### Data provided

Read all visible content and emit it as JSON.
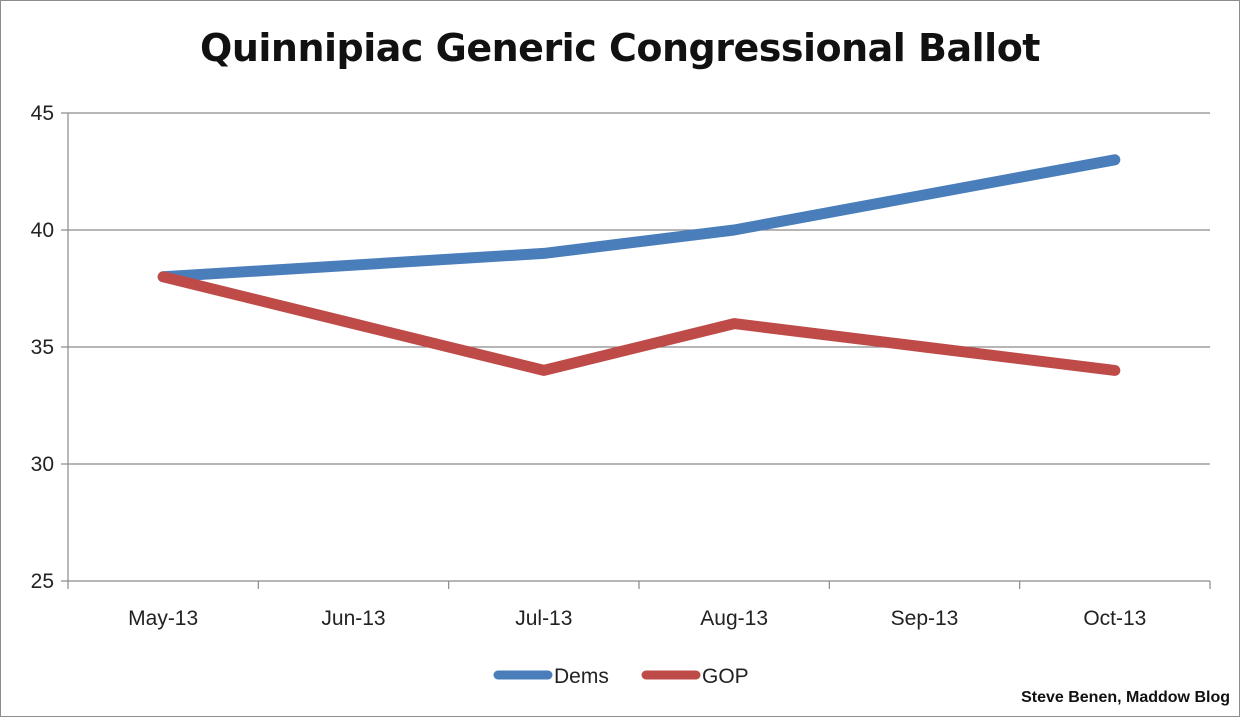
{
  "chart_data": {
    "type": "line",
    "title": "Quinnipiac Generic Congressional Ballot",
    "categories": [
      "May-13",
      "Jun-13",
      "Jul-13",
      "Aug-13",
      "Sep-13",
      "Oct-13"
    ],
    "series": [
      {
        "name": "Dems",
        "color": "#4a7ebb",
        "values": [
          38,
          38.5,
          39,
          40,
          41.5,
          43
        ]
      },
      {
        "name": "GOP",
        "color": "#be4b48",
        "values": [
          38,
          36,
          34,
          36,
          35,
          34
        ]
      }
    ],
    "ylim": [
      25,
      45
    ],
    "yticks": [
      25,
      30,
      35,
      40,
      45
    ],
    "grid": true,
    "legend": "bottom-center"
  },
  "credit": "Steve Benen, Maddow Blog"
}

######

# Instruction
Above are records with pictures; repeat the records exactly and leave the pictures out.

# Solved exercise
Read all visible content and emit it as JSON.
{
  "chart_data": {
    "type": "line",
    "title": "Quinnipiac Generic Congressional Ballot",
    "categories": [
      "May-13",
      "Jun-13",
      "Jul-13",
      "Aug-13",
      "Sep-13",
      "Oct-13"
    ],
    "series": [
      {
        "name": "Dems",
        "color": "#4a7ebb",
        "values": [
          38,
          38.5,
          39,
          40,
          41.5,
          43
        ]
      },
      {
        "name": "GOP",
        "color": "#be4b48",
        "values": [
          38,
          36,
          34,
          36,
          35,
          34
        ]
      }
    ],
    "ylim": [
      25,
      45
    ],
    "yticks": [
      25,
      30,
      35,
      40,
      45
    ],
    "grid": true,
    "legend": "bottom-center"
  },
  "credit": "Steve Benen, Maddow Blog"
}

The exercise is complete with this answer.